▸ **Records from a data source**
━━━━━━━━━━━━━━━━━━━━
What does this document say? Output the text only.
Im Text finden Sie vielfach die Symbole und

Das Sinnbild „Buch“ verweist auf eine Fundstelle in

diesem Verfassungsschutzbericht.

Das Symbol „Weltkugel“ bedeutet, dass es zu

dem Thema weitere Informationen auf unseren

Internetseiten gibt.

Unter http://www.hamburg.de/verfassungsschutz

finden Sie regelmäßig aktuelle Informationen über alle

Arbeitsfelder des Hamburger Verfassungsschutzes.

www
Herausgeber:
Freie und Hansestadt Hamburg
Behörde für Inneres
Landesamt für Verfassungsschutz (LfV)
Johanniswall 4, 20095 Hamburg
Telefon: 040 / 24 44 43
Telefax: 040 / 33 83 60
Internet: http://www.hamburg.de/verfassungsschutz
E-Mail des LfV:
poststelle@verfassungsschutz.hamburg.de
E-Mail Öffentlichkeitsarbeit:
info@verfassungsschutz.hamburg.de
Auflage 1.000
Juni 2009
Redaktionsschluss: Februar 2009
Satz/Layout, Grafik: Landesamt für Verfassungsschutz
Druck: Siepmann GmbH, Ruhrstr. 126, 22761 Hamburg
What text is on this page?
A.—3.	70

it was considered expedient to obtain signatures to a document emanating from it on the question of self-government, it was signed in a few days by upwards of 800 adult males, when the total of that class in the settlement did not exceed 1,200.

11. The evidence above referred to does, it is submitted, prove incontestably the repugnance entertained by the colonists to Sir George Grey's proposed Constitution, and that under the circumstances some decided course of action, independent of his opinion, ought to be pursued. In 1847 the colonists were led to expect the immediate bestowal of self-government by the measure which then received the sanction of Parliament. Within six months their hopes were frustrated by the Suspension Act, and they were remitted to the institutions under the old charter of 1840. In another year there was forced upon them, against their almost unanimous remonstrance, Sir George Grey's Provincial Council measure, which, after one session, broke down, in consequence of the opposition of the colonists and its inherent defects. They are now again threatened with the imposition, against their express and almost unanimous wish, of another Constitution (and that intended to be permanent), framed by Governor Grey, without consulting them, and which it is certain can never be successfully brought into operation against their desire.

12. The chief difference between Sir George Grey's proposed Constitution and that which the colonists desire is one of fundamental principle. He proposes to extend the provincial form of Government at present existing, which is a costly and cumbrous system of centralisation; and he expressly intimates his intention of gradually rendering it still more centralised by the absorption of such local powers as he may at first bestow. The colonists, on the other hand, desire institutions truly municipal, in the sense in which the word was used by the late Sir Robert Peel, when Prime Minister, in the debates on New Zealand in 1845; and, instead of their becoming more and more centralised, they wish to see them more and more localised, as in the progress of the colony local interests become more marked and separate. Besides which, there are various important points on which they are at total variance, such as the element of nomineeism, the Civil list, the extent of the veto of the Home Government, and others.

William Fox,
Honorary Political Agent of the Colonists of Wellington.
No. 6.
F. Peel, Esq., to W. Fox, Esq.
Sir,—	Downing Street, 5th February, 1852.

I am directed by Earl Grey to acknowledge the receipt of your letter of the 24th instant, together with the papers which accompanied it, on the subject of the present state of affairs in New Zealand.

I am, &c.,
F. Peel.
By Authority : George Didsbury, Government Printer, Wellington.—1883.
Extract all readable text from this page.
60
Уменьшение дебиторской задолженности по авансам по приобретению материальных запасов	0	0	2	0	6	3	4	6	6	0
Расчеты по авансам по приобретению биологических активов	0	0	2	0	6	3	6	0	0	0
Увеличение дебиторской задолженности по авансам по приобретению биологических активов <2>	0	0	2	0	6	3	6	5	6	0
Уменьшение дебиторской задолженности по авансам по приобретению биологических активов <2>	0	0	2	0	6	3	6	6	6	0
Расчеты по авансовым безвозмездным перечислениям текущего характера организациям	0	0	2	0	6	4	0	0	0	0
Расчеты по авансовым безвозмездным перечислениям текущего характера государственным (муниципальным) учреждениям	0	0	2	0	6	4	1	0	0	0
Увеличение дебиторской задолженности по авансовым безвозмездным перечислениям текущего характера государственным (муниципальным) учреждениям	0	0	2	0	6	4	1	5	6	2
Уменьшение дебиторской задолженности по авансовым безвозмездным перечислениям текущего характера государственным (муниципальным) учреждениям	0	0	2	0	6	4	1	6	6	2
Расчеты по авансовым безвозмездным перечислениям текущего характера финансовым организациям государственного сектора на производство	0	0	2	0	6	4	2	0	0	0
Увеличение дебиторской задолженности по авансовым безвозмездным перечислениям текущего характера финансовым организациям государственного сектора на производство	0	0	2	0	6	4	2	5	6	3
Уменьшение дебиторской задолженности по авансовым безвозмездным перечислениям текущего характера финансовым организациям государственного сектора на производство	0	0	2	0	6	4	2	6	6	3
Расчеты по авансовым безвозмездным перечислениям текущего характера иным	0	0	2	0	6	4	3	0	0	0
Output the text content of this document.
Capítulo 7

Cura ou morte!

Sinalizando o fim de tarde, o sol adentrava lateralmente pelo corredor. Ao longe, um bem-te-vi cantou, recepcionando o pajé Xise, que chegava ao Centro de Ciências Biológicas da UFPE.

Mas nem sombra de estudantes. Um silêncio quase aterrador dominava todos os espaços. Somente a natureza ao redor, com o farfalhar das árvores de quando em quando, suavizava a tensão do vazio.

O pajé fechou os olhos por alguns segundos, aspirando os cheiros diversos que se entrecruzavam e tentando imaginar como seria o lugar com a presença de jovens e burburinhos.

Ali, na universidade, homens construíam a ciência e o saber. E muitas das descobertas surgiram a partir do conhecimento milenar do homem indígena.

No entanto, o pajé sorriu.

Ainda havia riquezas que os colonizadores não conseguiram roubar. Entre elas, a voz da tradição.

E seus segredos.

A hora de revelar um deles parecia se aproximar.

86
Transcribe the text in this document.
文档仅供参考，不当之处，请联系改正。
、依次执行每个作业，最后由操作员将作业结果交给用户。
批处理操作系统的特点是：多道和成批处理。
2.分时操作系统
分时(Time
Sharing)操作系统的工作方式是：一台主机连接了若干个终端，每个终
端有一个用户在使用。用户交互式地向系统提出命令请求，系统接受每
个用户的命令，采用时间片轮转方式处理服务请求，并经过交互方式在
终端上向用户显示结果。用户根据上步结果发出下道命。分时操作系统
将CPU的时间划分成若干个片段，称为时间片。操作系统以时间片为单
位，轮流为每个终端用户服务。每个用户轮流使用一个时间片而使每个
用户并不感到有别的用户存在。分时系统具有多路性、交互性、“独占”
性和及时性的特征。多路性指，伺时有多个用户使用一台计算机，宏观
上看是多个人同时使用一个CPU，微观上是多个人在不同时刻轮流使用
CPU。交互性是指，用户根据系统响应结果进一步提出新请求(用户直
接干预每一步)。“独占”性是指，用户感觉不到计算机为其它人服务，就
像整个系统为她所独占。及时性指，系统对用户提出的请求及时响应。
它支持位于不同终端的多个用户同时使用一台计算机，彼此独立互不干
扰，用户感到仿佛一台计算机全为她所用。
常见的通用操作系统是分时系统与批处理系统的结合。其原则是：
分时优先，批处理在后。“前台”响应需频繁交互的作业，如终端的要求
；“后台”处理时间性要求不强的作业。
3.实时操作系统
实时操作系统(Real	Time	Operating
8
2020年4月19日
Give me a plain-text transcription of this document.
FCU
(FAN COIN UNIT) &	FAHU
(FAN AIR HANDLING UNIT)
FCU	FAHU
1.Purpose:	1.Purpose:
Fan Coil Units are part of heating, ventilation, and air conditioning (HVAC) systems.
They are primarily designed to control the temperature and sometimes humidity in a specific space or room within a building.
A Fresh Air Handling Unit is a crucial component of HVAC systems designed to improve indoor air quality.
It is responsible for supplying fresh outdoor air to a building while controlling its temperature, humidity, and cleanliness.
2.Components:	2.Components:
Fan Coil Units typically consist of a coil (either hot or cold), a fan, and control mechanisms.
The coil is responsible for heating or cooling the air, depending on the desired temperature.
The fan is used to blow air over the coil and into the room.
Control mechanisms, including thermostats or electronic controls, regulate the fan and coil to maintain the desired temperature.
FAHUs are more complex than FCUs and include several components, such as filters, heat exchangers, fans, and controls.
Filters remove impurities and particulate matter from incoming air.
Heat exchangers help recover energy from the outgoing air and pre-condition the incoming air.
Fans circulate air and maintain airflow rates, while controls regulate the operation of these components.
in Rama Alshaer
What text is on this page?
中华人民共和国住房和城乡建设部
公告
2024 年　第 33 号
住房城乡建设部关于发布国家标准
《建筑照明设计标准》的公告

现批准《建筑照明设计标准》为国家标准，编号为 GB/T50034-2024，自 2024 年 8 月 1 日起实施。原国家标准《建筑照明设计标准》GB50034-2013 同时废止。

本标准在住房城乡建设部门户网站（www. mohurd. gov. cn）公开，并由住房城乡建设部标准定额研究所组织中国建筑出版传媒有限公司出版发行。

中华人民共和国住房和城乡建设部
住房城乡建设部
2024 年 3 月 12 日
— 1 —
━━━━━━━━━━━━━━━━━━━━
Using the records above, pull out each line where the word "Mail" occurs.

▸ **Solution to the exercise**
E-Mail des LfV:
E-Mail Öffentlichkeitsarbeit:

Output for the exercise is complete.